#### [OBJECTIVE]
Leave out the images and repeat the listing below without a single change.

#### [DATASET EXTRACT]
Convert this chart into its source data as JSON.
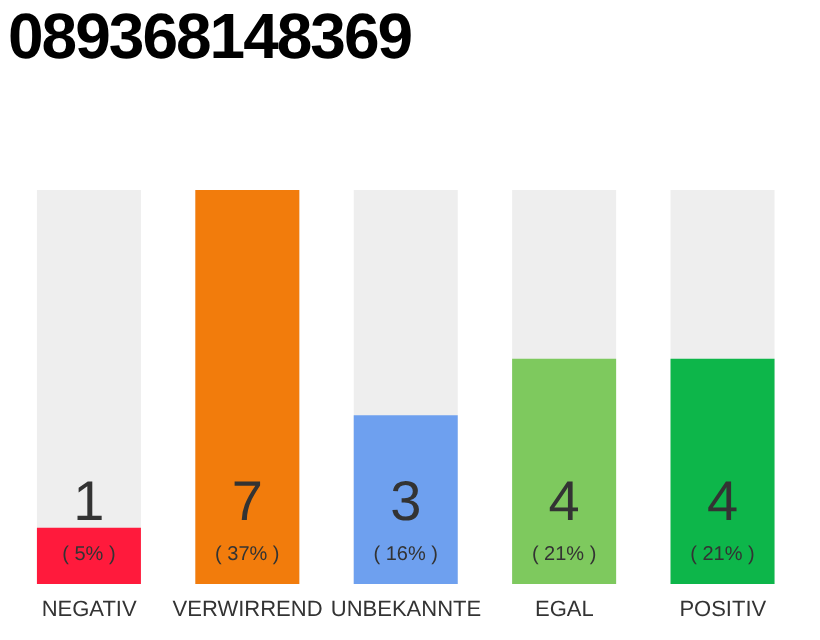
{
  "chart_data": {
    "type": "bar",
    "title": "089368148369",
    "categories": [
      "NEGATIV",
      "VERWIRREND",
      "UNBEKANNTE",
      "EGAL",
      "POSITIV"
    ],
    "values": [
      1,
      7,
      3,
      4,
      4
    ],
    "colors": [
      "#ff1a3c",
      "#f27c0c",
      "#6ea0ef",
      "#7ec95e",
      "#0db64a"
    ],
    "annotations": [
      "( 5% )",
      "( 37% )",
      "( 16% )",
      "( 21% )",
      "( 21% )"
    ],
    "data_labels": true
  }
}
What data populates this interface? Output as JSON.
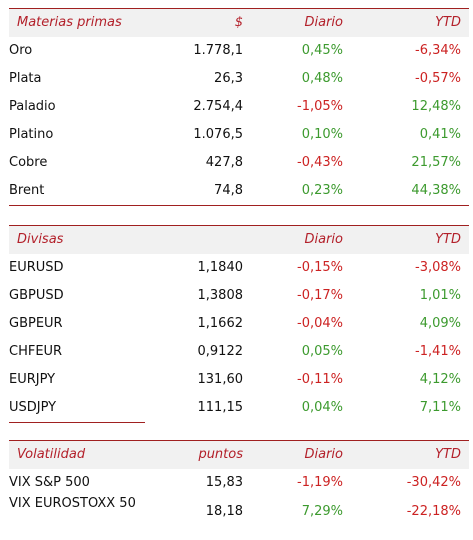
{
  "materias": {
    "header": {
      "label": "Materias primas",
      "col1": "$",
      "col2": "Diario",
      "col3": "YTD"
    },
    "rows": [
      {
        "name": "Oro",
        "value": "1.778,1",
        "daily": "0,45%",
        "ytd": "-6,34%"
      },
      {
        "name": "Plata",
        "value": "26,3",
        "daily": "0,48%",
        "ytd": "-0,57%"
      },
      {
        "name": "Paladio",
        "value": "2.754,4",
        "daily": "-1,05%",
        "ytd": "12,48%"
      },
      {
        "name": "Platino",
        "value": "1.076,5",
        "daily": "0,10%",
        "ytd": "0,41%"
      },
      {
        "name": "Cobre",
        "value": "427,8",
        "daily": "-0,43%",
        "ytd": "21,57%"
      },
      {
        "name": "Brent",
        "value": "74,8",
        "daily": "0,23%",
        "ytd": "44,38%"
      }
    ]
  },
  "divisas": {
    "header": {
      "label": "Divisas",
      "col1": "",
      "col2": "Diario",
      "col3": "YTD"
    },
    "rows": [
      {
        "name": "EURUSD",
        "value": "1,1840",
        "daily": "-0,15%",
        "ytd": "-3,08%"
      },
      {
        "name": "GBPUSD",
        "value": "1,3808",
        "daily": "-0,17%",
        "ytd": "1,01%"
      },
      {
        "name": "GBPEUR",
        "value": "1,1662",
        "daily": "-0,04%",
        "ytd": "4,09%"
      },
      {
        "name": "CHFEUR",
        "value": "0,9122",
        "daily": "0,05%",
        "ytd": "-1,41%"
      },
      {
        "name": "EURJPY",
        "value": "131,60",
        "daily": "-0,11%",
        "ytd": "4,12%"
      },
      {
        "name": "USDJPY",
        "value": "111,15",
        "daily": "0,04%",
        "ytd": "7,11%"
      }
    ]
  },
  "volatilidad": {
    "header": {
      "label": "Volatilidad",
      "col1": "puntos",
      "col2": "Diario",
      "col3": "YTD"
    },
    "rows": [
      {
        "name": "VIX S&P 500",
        "value": "15,83",
        "daily": "-1,19%",
        "ytd": "-30,42%"
      },
      {
        "name": "VIX EUROSTOXX 50",
        "value": "18,18",
        "daily": "7,29%",
        "ytd": "-22,18%"
      }
    ]
  },
  "colors": {
    "accent": "#b3202a",
    "positive": "#3c9a2e",
    "negative": "#cc2222",
    "header_bg": "#f1f1f1"
  }
}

#### [TASK ANSWER]
Convert this chart into its source data as JSON.
{
  "chart_data": {
    "type": "bar",
    "title": "089368148369",
    "categories": [
      "NEGATIV",
      "VERWIRREND",
      "UNBEKANNTE",
      "EGAL",
      "POSITIV"
    ],
    "values": [
      1,
      7,
      3,
      4,
      4
    ],
    "colors": [
      "#ff1a3c",
      "#f27c0c",
      "#6ea0ef",
      "#7ec95e",
      "#0db64a"
    ],
    "annotations": [
      "( 5% )",
      "( 37% )",
      "( 16% )",
      "( 21% )",
      "( 21% )"
    ],
    "data_labels": true
  }
}
What data populates this interface? Output as JSON.
{
  "materias": {
    "header": {
      "label": "Materias primas",
      "col1": "$",
      "col2": "Diario",
      "col3": "YTD"
    },
    "rows": [
      {
        "name": "Oro",
        "value": "1.778,1",
        "daily": "0,45%",
        "ytd": "-6,34%"
      },
      {
        "name": "Plata",
        "value": "26,3",
        "daily": "0,48%",
        "ytd": "-0,57%"
      },
      {
        "name": "Paladio",
        "value": "2.754,4",
        "daily": "-1,05%",
        "ytd": "12,48%"
      },
      {
        "name": "Platino",
        "value": "1.076,5",
        "daily": "0,10%",
        "ytd": "0,41%"
      },
      {
        "name": "Cobre",
        "value": "427,8",
        "daily": "-0,43%",
        "ytd": "21,57%"
      },
      {
        "name": "Brent",
        "value": "74,8",
        "daily": "0,23%",
        "ytd": "44,38%"
      }
    ]
  },
  "divisas": {
    "header": {
      "label": "Divisas",
      "col1": "",
      "col2": "Diario",
      "col3": "YTD"
    },
    "rows": [
      {
        "name": "EURUSD",
        "value": "1,1840",
        "daily": "-0,15%",
        "ytd": "-3,08%"
      },
      {
        "name": "GBPUSD",
        "value": "1,3808",
        "daily": "-0,17%",
        "ytd": "1,01%"
      },
      {
        "name": "GBPEUR",
        "value": "1,1662",
        "daily": "-0,04%",
        "ytd": "4,09%"
      },
      {
        "name": "CHFEUR",
        "value": "0,9122",
        "daily": "0,05%",
        "ytd": "-1,41%"
      },
      {
        "name": "EURJPY",
        "value": "131,60",
        "daily": "-0,11%",
        "ytd": "4,12%"
      },
      {
        "name": "USDJPY",
        "value": "111,15",
        "daily": "0,04%",
        "ytd": "7,11%"
      }
    ]
  },
  "volatilidad": {
    "header": {
      "label": "Volatilidad",
      "col1": "puntos",
      "col2": "Diario",
      "col3": "YTD"
    },
    "rows": [
      {
        "name": "VIX S&P 500",
        "value": "15,83",
        "daily": "-1,19%",
        "ytd": "-30,42%"
      },
      {
        "name": "VIX EUROSTOXX 50",
        "value": "18,18",
        "daily": "7,29%",
        "ytd": "-22,18%"
      }
    ]
  },
  "colors": {
    "accent": "#b3202a",
    "positive": "#3c9a2e",
    "negative": "#cc2222",
    "header_bg": "#f1f1f1"
  }
}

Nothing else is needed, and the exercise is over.